RECORDED DATA:
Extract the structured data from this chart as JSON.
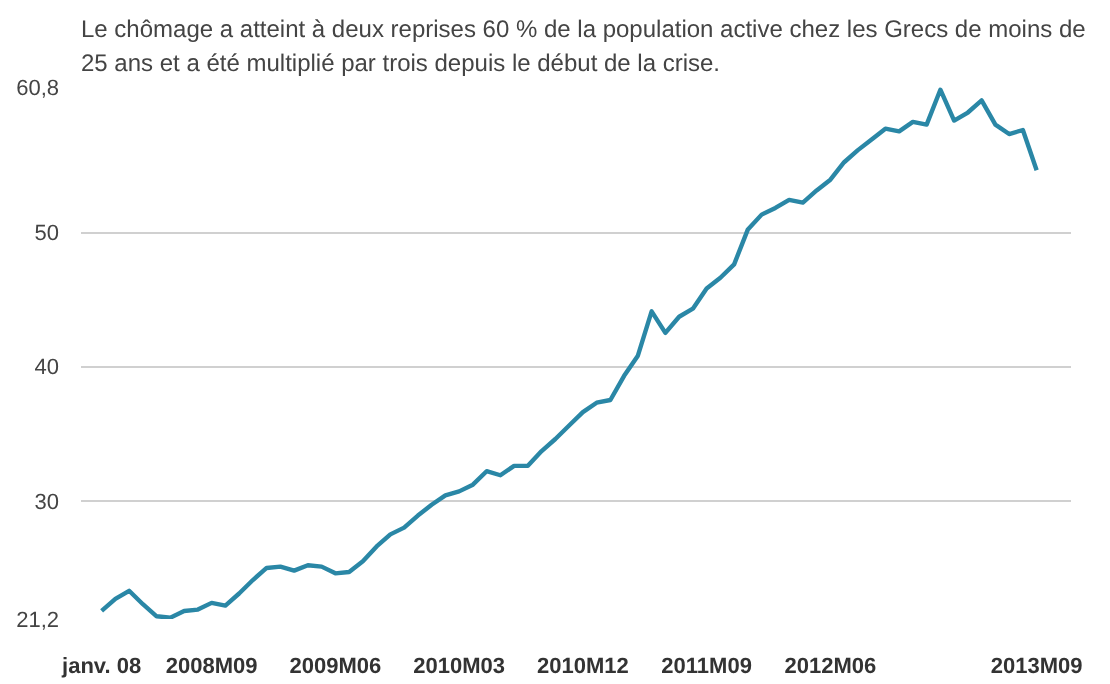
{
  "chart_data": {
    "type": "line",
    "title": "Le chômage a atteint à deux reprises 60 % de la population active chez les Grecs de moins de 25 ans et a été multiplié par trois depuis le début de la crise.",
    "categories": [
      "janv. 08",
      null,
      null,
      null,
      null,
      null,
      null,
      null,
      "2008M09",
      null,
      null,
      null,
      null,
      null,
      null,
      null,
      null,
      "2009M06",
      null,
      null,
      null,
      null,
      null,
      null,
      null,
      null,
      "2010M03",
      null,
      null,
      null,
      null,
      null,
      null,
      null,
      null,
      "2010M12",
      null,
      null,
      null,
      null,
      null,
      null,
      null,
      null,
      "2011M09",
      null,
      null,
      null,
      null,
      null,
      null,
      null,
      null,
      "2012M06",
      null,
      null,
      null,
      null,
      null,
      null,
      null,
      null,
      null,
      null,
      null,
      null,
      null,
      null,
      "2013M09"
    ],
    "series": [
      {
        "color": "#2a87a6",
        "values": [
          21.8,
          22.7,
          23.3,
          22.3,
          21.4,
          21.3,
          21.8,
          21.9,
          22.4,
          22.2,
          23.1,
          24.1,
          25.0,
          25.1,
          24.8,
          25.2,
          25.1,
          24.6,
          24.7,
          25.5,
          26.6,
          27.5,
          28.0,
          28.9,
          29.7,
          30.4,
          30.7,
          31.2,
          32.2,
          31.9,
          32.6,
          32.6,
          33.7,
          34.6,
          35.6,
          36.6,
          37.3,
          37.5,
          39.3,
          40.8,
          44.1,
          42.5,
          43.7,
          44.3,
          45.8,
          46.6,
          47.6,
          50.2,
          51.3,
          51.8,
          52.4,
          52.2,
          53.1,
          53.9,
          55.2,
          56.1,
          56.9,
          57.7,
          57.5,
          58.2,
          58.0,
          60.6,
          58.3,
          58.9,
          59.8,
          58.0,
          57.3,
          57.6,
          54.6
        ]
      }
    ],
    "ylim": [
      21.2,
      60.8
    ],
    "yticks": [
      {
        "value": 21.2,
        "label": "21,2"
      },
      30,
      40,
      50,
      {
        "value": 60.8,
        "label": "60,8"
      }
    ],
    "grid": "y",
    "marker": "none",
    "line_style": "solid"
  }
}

WORK TO DO:
Extract the full listing exactly, with the pictures left out.

EXERCISE SOLUTION:
Extract the structured data from this chart as JSON.
{
  "chart_data": {
    "type": "line",
    "title": "Le chômage a atteint à deux reprises 60 % de la population active chez les Grecs de moins de 25 ans et a été multiplié par trois depuis le début de la crise.",
    "categories": [
      "janv. 08",
      null,
      null,
      null,
      null,
      null,
      null,
      null,
      "2008M09",
      null,
      null,
      null,
      null,
      null,
      null,
      null,
      null,
      "2009M06",
      null,
      null,
      null,
      null,
      null,
      null,
      null,
      null,
      "2010M03",
      null,
      null,
      null,
      null,
      null,
      null,
      null,
      null,
      "2010M12",
      null,
      null,
      null,
      null,
      null,
      null,
      null,
      null,
      "2011M09",
      null,
      null,
      null,
      null,
      null,
      null,
      null,
      null,
      "2012M06",
      null,
      null,
      null,
      null,
      null,
      null,
      null,
      null,
      null,
      null,
      null,
      null,
      null,
      null,
      "2013M09"
    ],
    "series": [
      {
        "color": "#2a87a6",
        "values": [
          21.8,
          22.7,
          23.3,
          22.3,
          21.4,
          21.3,
          21.8,
          21.9,
          22.4,
          22.2,
          23.1,
          24.1,
          25.0,
          25.1,
          24.8,
          25.2,
          25.1,
          24.6,
          24.7,
          25.5,
          26.6,
          27.5,
          28.0,
          28.9,
          29.7,
          30.4,
          30.7,
          31.2,
          32.2,
          31.9,
          32.6,
          32.6,
          33.7,
          34.6,
          35.6,
          36.6,
          37.3,
          37.5,
          39.3,
          40.8,
          44.1,
          42.5,
          43.7,
          44.3,
          45.8,
          46.6,
          47.6,
          50.2,
          51.3,
          51.8,
          52.4,
          52.2,
          53.1,
          53.9,
          55.2,
          56.1,
          56.9,
          57.7,
          57.5,
          58.2,
          58.0,
          60.6,
          58.3,
          58.9,
          59.8,
          58.0,
          57.3,
          57.6,
          54.6
        ]
      }
    ],
    "ylim": [
      21.2,
      60.8
    ],
    "yticks": [
      {
        "value": 21.2,
        "label": "21,2"
      },
      30,
      40,
      50,
      {
        "value": 60.8,
        "label": "60,8"
      }
    ],
    "grid": "y",
    "marker": "none",
    "line_style": "solid"
  }
}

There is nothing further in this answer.